GOAL OF THE EXERCISE: Make an exact copy of the records, with the pictures left out.

SOURCE DATA:
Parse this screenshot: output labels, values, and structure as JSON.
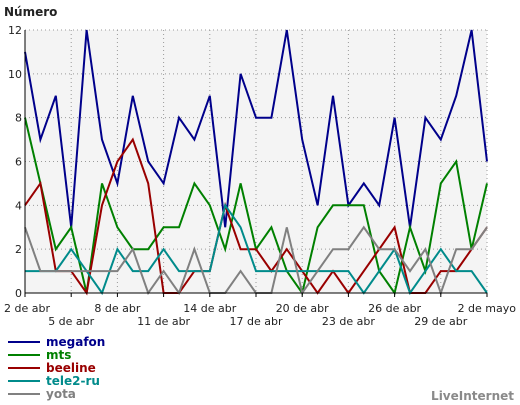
{
  "chart_data": {
    "type": "line",
    "ylabel": "Número",
    "ylim": [
      0,
      12
    ],
    "yticks": [
      0,
      2,
      4,
      6,
      8,
      10,
      12
    ],
    "grid": true,
    "x_count": 31,
    "x_tick_labels": [
      {
        "i": 0,
        "label": "2 de abr",
        "row": 1
      },
      {
        "i": 3,
        "label": "5 de abr",
        "row": 2
      },
      {
        "i": 6,
        "label": "8 de abr",
        "row": 1
      },
      {
        "i": 9,
        "label": "11 de abr",
        "row": 2
      },
      {
        "i": 12,
        "label": "14 de abr",
        "row": 1
      },
      {
        "i": 15,
        "label": "17 de abr",
        "row": 2
      },
      {
        "i": 18,
        "label": "20 de abr",
        "row": 1
      },
      {
        "i": 21,
        "label": "23 de abr",
        "row": 2
      },
      {
        "i": 24,
        "label": "26 de abr",
        "row": 1
      },
      {
        "i": 27,
        "label": "29 de abr",
        "row": 2
      },
      {
        "i": 30,
        "label": "2 de mayo",
        "row": 1
      }
    ],
    "series": [
      {
        "name": "megafon",
        "color": "#00008b",
        "values": [
          11,
          7,
          9,
          3,
          12,
          7,
          5,
          9,
          6,
          5,
          8,
          7,
          9,
          3,
          10,
          8,
          8,
          12,
          7,
          4,
          9,
          4,
          5,
          4,
          8,
          3,
          8,
          7,
          9,
          12,
          6
        ]
      },
      {
        "name": "mts",
        "color": "#008000",
        "values": [
          8,
          5,
          2,
          3,
          0,
          5,
          3,
          2,
          2,
          3,
          3,
          5,
          4,
          2,
          5,
          2,
          3,
          1,
          0,
          3,
          4,
          4,
          4,
          1,
          0,
          3,
          1,
          5,
          6,
          2,
          5
        ]
      },
      {
        "name": "beeline",
        "color": "#990000",
        "values": [
          4,
          5,
          1,
          1,
          0,
          4,
          6,
          7,
          5,
          0,
          0,
          1,
          1,
          4,
          2,
          2,
          1,
          2,
          1,
          0,
          1,
          0,
          1,
          2,
          3,
          0,
          0,
          1,
          1,
          2,
          3
        ]
      },
      {
        "name": "tele2-ru",
        "color": "#008b8b",
        "values": [
          1,
          1,
          1,
          2,
          1,
          0,
          2,
          1,
          1,
          2,
          1,
          1,
          1,
          4,
          3,
          1,
          1,
          1,
          1,
          1,
          1,
          1,
          0,
          1,
          2,
          0,
          1,
          2,
          1,
          1,
          0
        ]
      },
      {
        "name": "yota",
        "color": "#808080",
        "values": [
          3,
          1,
          1,
          1,
          1,
          1,
          1,
          2,
          0,
          1,
          0,
          2,
          0,
          0,
          1,
          0,
          0,
          3,
          0,
          1,
          2,
          2,
          3,
          2,
          2,
          1,
          2,
          0,
          2,
          2,
          3
        ]
      }
    ]
  },
  "legend": [
    "megafon",
    "mts",
    "beeline",
    "tele2-ru",
    "yota"
  ],
  "credit": "LiveInternet"
}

EXPECTED ANSWER:
Parse this screenshot: output labels, values, and structure as JSON.
{
  "chart_data": {
    "type": "line",
    "ylabel": "Número",
    "ylim": [
      0,
      12
    ],
    "yticks": [
      0,
      2,
      4,
      6,
      8,
      10,
      12
    ],
    "grid": true,
    "x_count": 31,
    "x_tick_labels": [
      {
        "i": 0,
        "label": "2 de abr",
        "row": 1
      },
      {
        "i": 3,
        "label": "5 de abr",
        "row": 2
      },
      {
        "i": 6,
        "label": "8 de abr",
        "row": 1
      },
      {
        "i": 9,
        "label": "11 de abr",
        "row": 2
      },
      {
        "i": 12,
        "label": "14 de abr",
        "row": 1
      },
      {
        "i": 15,
        "label": "17 de abr",
        "row": 2
      },
      {
        "i": 18,
        "label": "20 de abr",
        "row": 1
      },
      {
        "i": 21,
        "label": "23 de abr",
        "row": 2
      },
      {
        "i": 24,
        "label": "26 de abr",
        "row": 1
      },
      {
        "i": 27,
        "label": "29 de abr",
        "row": 2
      },
      {
        "i": 30,
        "label": "2 de mayo",
        "row": 1
      }
    ],
    "series": [
      {
        "name": "megafon",
        "color": "#00008b",
        "values": [
          11,
          7,
          9,
          3,
          12,
          7,
          5,
          9,
          6,
          5,
          8,
          7,
          9,
          3,
          10,
          8,
          8,
          12,
          7,
          4,
          9,
          4,
          5,
          4,
          8,
          3,
          8,
          7,
          9,
          12,
          6
        ]
      },
      {
        "name": "mts",
        "color": "#008000",
        "values": [
          8,
          5,
          2,
          3,
          0,
          5,
          3,
          2,
          2,
          3,
          3,
          5,
          4,
          2,
          5,
          2,
          3,
          1,
          0,
          3,
          4,
          4,
          4,
          1,
          0,
          3,
          1,
          5,
          6,
          2,
          5
        ]
      },
      {
        "name": "beeline",
        "color": "#990000",
        "values": [
          4,
          5,
          1,
          1,
          0,
          4,
          6,
          7,
          5,
          0,
          0,
          1,
          1,
          4,
          2,
          2,
          1,
          2,
          1,
          0,
          1,
          0,
          1,
          2,
          3,
          0,
          0,
          1,
          1,
          2,
          3
        ]
      },
      {
        "name": "tele2-ru",
        "color": "#008b8b",
        "values": [
          1,
          1,
          1,
          2,
          1,
          0,
          2,
          1,
          1,
          2,
          1,
          1,
          1,
          4,
          3,
          1,
          1,
          1,
          1,
          1,
          1,
          1,
          0,
          1,
          2,
          0,
          1,
          2,
          1,
          1,
          0
        ]
      },
      {
        "name": "yota",
        "color": "#808080",
        "values": [
          3,
          1,
          1,
          1,
          1,
          1,
          1,
          2,
          0,
          1,
          0,
          2,
          0,
          0,
          1,
          0,
          0,
          3,
          0,
          1,
          2,
          2,
          3,
          2,
          2,
          1,
          2,
          0,
          2,
          2,
          3
        ]
      }
    ]
  },
  "legend": [
    "megafon",
    "mts",
    "beeline",
    "tele2-ru",
    "yota"
  ],
  "credit": "LiveInternet"
}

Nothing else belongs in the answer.